Pictures aside, quote the whole listing exactly.

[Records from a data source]

** Start **

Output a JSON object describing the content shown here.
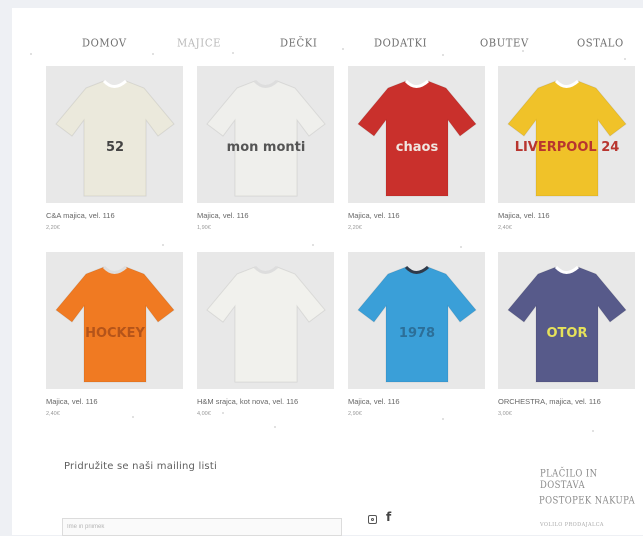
{
  "nav": {
    "items": [
      {
        "label": "DOMOV",
        "active": false
      },
      {
        "label": "MAJICE",
        "active": true
      },
      {
        "label": "DEČKI",
        "active": false
      },
      {
        "label": "DODATKI",
        "active": false
      },
      {
        "label": "OBUTEV",
        "active": false
      },
      {
        "label": "OSTALO",
        "active": false
      }
    ]
  },
  "products": [
    {
      "title": "C&A majica, vel. 116",
      "price": "2,20€",
      "color": "#ebe9dc",
      "print": "52",
      "print_color": "#444"
    },
    {
      "title": "Majica, vel. 116",
      "price": "1,90€",
      "color": "#efefec",
      "print": "mon monti",
      "print_color": "#555"
    },
    {
      "title": "Majica, vel. 116",
      "price": "2,20€",
      "color": "#c9302c",
      "print": "chaos",
      "print_color": "#f0e6e0"
    },
    {
      "title": "Majica, vel. 116",
      "price": "2,40€",
      "color": "#f0c229",
      "print": "LIVERPOOL 24",
      "print_color": "#b8352f"
    },
    {
      "title": "Majica, vel. 116",
      "price": "2,40€",
      "color": "#f07a22",
      "print": "HOCKEY",
      "print_color": "#b4541a"
    },
    {
      "title": "H&M srajca, kot nova, vel. 116",
      "price": "4,00€",
      "color": "#f1f1ed",
      "print": "",
      "print_color": "#888"
    },
    {
      "title": "Majica, vel. 116",
      "price": "2,90€",
      "color": "#3a9fd8",
      "print": "1978",
      "print_color": "#2c6f99"
    },
    {
      "title": "ORCHESTRA, majica, vel. 116",
      "price": "3,00€",
      "color": "#575a8a",
      "print": "OTOR",
      "print_color": "#e6e25a"
    }
  ],
  "footer": {
    "mailing_title": "Pridružite se naši mailing listi",
    "name_placeholder": "Ime in priimek",
    "links": [
      "PLAČILO IN DOSTAVA",
      "POSTOPEK NAKUPA",
      "VOLILO PRODAJALCA"
    ]
  },
  "colors": {
    "background": "#eef0f4",
    "page": "#ffffff",
    "nav_text": "#6f6f6f",
    "nav_active": "#b9b9b9"
  }
}
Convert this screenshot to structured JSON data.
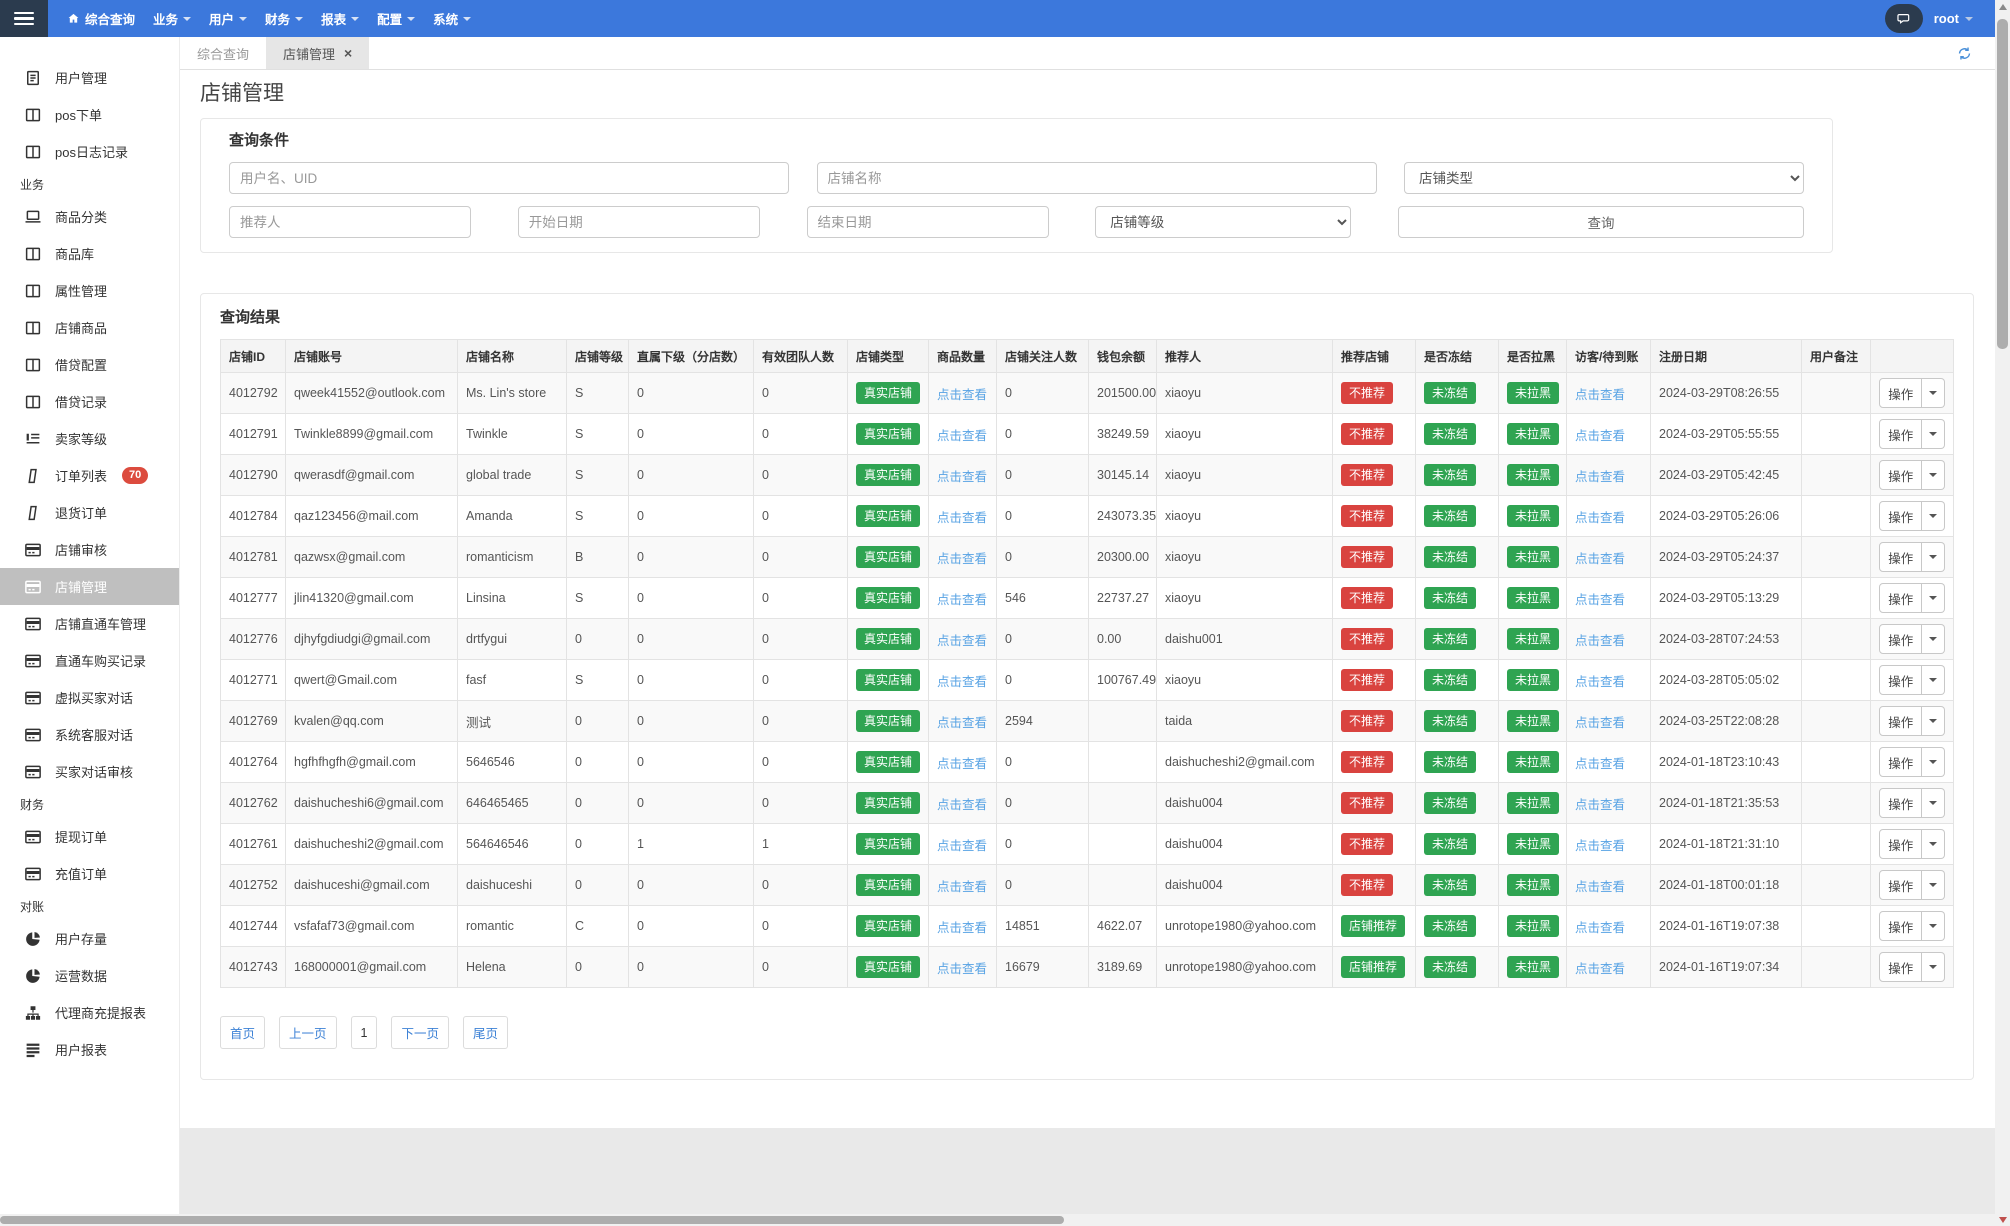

** End **

> [THE OUTPUT]
Output a JSON object describing the content shown here.
{
  "nav": {
    "items": [
      {
        "label": "DOMOV",
        "active": false
      },
      {
        "label": "MAJICE",
        "active": true
      },
      {
        "label": "DEČKI",
        "active": false
      },
      {
        "label": "DODATKI",
        "active": false
      },
      {
        "label": "OBUTEV",
        "active": false
      },
      {
        "label": "OSTALO",
        "active": false
      }
    ]
  },
  "products": [
    {
      "title": "C&A majica, vel. 116",
      "price": "2,20€",
      "color": "#ebe9dc",
      "print": "52",
      "print_color": "#444"
    },
    {
      "title": "Majica, vel. 116",
      "price": "1,90€",
      "color": "#efefec",
      "print": "mon monti",
      "print_color": "#555"
    },
    {
      "title": "Majica, vel. 116",
      "price": "2,20€",
      "color": "#c9302c",
      "print": "chaos",
      "print_color": "#f0e6e0"
    },
    {
      "title": "Majica, vel. 116",
      "price": "2,40€",
      "color": "#f0c229",
      "print": "LIVERPOOL 24",
      "print_color": "#b8352f"
    },
    {
      "title": "Majica, vel. 116",
      "price": "2,40€",
      "color": "#f07a22",
      "print": "HOCKEY",
      "print_color": "#b4541a"
    },
    {
      "title": "H&M srajca, kot nova, vel. 116",
      "price": "4,00€",
      "color": "#f1f1ed",
      "print": "",
      "print_color": "#888"
    },
    {
      "title": "Majica, vel. 116",
      "price": "2,90€",
      "color": "#3a9fd8",
      "print": "1978",
      "print_color": "#2c6f99"
    },
    {
      "title": "ORCHESTRA, majica, vel. 116",
      "price": "3,00€",
      "color": "#575a8a",
      "print": "OTOR",
      "print_color": "#e6e25a"
    }
  ],
  "footer": {
    "mailing_title": "Pridružite se naši mailing listi",
    "name_placeholder": "Ime in priimek",
    "links": [
      "PLAČILO IN DOSTAVA",
      "POSTOPEK NAKUPA",
      "VOLILO PRODAJALCA"
    ]
  },
  "colors": {
    "background": "#eef0f4",
    "page": "#ffffff",
    "nav_text": "#6f6f6f",
    "nav_active": "#b9b9b9"
  }
}
Convert this screenshot to structured JSON data.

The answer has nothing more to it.